• SÉRIE D'EXERCICES:
1 – Ces affirmations concordent-elles avec l'extrait sur l'IA dans la justice ? Pour chacune, répondez par oui ou non et citez mot pour mot les mots qui tranchent.
(a) Certains tribunaux américains se servent de l'IA pour prédire le risque de récidive.
(b) Les algorithmes d'IA actuels sont assez transparents pour le système judiciaire.
(c) La fiabilité de l'IA dépend de la qualité des données utilisées.
2 – Répondez aux questions suivantes d'après l'extrait sur l'IA dans la justice.
(a) Quelles tâches l'IA permettra-t-elle d'automatiser ?
(b) Que les avocats et avocates analysent-ils déjà avec des systèmes alimentés par l'IA ?
(c) Que craignent les critiques ?
3 – Extrayez de l'extrait sur l'IA dans la justice le passage qui va de « Cependant, il y » jusqu'à « des résultats injustes. » inclus.

• EXTRAIT DU DOCUMENT:
┄┄┄┄┄┄
En utilisant l'IA, les cabinets d'avocates et avocats et les tribunaux pourront travailler plus efficacement et automatiser les tâches répétitives. Espérons que cela permettra de réduire l'arriéré judiciaire notoire dont souffrent les tribunaux aujourd'hui. Les systèmes alimentés par l'IA sont déjà utilisés par les avocats et avocates, par exemple pour analyser de grandes quantités de données et de contrats. Aux États-Unis, certains tribunaux utilisent des systèmes d'IA pour faciliter les décisions de condamnation ou prédire le risque de récidive d'un délinquant ou d'une délinquante.

Cependant, il y a des écueils : les algorithmes d'IA actuels ne sont souvent pas assez transparents pour répondre aux exigences élevées en matière de responsabilité dans le système judiciaire. Les critiques craignent également que les systèmes d'IA ne perpétuent les préjugés et la discrimination. En effet, la fiabilité de l'IA dépend de la qualité des données utilisées. Si les systèmes d'aide à l'IA sont formés à partir de données biaisées, cela peut conduire à des résultats injustes.
┄┄┄┄┄┄
Entrées enregistrées:

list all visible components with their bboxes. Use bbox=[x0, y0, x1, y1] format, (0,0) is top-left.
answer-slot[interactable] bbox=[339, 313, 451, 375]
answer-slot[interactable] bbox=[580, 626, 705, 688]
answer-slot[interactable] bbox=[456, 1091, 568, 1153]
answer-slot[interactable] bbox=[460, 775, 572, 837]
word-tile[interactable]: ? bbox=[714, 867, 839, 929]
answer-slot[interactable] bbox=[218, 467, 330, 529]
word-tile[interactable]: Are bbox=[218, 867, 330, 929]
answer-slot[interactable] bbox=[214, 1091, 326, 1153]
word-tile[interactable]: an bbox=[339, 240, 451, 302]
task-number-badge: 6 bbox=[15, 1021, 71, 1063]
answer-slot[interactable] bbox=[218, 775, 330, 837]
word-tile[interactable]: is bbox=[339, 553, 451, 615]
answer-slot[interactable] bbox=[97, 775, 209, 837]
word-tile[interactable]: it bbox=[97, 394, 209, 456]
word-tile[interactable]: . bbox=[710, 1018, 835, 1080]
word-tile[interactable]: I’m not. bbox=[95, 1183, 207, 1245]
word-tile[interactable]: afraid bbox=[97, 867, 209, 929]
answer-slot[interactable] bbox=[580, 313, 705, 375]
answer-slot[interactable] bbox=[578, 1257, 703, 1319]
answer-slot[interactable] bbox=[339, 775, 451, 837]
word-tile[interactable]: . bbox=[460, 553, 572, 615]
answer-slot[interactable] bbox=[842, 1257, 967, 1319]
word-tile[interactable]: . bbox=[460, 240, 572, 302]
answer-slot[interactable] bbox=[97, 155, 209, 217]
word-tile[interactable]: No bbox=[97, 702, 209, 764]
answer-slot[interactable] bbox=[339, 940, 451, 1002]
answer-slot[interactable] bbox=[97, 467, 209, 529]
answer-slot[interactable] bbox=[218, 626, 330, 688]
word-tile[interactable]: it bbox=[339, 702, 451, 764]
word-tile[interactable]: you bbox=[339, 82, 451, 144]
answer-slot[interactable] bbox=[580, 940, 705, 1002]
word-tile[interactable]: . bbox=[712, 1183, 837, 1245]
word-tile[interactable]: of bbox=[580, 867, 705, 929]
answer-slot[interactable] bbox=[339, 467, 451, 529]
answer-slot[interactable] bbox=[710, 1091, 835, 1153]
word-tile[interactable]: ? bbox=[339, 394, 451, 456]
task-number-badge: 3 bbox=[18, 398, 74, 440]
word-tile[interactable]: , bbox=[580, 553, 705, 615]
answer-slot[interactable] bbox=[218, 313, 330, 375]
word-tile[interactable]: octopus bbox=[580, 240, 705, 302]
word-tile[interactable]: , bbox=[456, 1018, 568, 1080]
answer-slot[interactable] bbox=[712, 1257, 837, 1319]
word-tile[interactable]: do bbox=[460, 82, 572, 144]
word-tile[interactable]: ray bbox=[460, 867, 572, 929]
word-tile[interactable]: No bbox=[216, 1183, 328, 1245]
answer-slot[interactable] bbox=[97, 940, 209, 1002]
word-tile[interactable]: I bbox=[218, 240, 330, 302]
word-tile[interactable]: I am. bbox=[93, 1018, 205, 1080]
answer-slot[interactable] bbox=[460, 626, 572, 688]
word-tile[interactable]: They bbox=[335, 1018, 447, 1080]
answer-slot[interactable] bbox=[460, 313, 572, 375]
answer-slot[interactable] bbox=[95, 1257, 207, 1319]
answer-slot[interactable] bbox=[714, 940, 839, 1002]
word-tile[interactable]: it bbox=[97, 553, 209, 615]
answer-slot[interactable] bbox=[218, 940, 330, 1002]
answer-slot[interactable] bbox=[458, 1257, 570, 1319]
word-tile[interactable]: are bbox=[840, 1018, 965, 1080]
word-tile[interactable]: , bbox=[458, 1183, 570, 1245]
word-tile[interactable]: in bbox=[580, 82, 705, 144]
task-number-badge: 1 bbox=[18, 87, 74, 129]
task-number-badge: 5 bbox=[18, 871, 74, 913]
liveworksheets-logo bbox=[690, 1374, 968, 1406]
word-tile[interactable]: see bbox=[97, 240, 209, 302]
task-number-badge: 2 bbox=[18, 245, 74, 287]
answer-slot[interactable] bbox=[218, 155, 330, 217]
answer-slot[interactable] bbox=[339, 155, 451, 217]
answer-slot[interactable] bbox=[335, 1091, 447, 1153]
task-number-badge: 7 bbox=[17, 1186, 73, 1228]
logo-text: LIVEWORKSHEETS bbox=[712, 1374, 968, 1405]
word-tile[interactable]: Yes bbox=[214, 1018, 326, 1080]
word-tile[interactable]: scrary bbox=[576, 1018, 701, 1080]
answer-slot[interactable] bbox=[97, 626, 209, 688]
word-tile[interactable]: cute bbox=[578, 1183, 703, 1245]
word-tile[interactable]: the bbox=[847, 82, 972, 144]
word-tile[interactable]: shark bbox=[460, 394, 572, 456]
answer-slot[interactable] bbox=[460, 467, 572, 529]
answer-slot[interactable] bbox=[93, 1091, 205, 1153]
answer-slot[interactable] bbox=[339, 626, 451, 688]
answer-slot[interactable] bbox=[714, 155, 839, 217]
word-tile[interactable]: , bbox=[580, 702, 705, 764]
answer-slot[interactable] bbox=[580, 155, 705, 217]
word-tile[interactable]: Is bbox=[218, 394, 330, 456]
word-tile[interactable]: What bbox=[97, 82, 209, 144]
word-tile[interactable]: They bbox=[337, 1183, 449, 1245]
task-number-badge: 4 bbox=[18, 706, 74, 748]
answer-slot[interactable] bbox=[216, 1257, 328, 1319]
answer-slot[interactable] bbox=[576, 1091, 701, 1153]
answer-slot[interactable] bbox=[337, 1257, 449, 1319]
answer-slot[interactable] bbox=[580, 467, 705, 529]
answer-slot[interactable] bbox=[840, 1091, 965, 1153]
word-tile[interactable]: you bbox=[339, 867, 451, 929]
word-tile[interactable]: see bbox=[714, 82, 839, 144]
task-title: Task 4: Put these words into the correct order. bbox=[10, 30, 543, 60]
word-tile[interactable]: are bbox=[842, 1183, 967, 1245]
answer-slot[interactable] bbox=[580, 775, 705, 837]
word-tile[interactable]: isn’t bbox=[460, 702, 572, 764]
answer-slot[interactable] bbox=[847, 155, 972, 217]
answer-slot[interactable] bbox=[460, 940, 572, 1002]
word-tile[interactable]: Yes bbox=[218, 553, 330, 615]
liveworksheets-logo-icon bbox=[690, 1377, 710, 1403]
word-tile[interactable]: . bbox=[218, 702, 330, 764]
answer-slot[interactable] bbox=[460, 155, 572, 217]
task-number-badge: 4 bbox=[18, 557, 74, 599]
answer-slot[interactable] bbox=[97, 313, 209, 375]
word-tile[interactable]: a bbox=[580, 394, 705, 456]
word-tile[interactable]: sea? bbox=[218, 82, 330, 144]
┄┄┄┄┄┄
• CORRIGÉS:
1 –
(a) Oui : « Aux États-Unis, certains tribunaux utilisent des systèmes d'IA pour faciliter les décisions de condamnation ou prédire le risque de récidive d'un délinquant ou d'une délinquante. »
(b) Non : « les algorithmes d'IA actuels ne sont souvent pas assez transparents pour répondre aux exigences élevées en matière de responsabilité dans le système judiciaire ».
(c) Oui : « la fiabilité de l'IA dépend de la qualité des données utilisées ».

2 –
(a) Les tâches répétitives.
(b) De grandes quantités de données et de contrats.
(c) Que les systèmes d'IA ne perpétuent les préjugés et la discrimination.

3 –
Cependant, il y a des écueils : les algorithmes d'IA actuels ne sont souvent pas assez transparents pour répondre aux exigences élevées en matière de responsabilité dans le système judiciaire. Les critiques craignent également que les systèmes d'IA ne perpétuent les préjugés et la discrimination. En effet, la fiabilité de l'IA dépend de la qualité des données utilisées. Si les systèmes d'aide à l'IA sont formés à partir de données biaisées, cela peut conduire à des résultats injustes.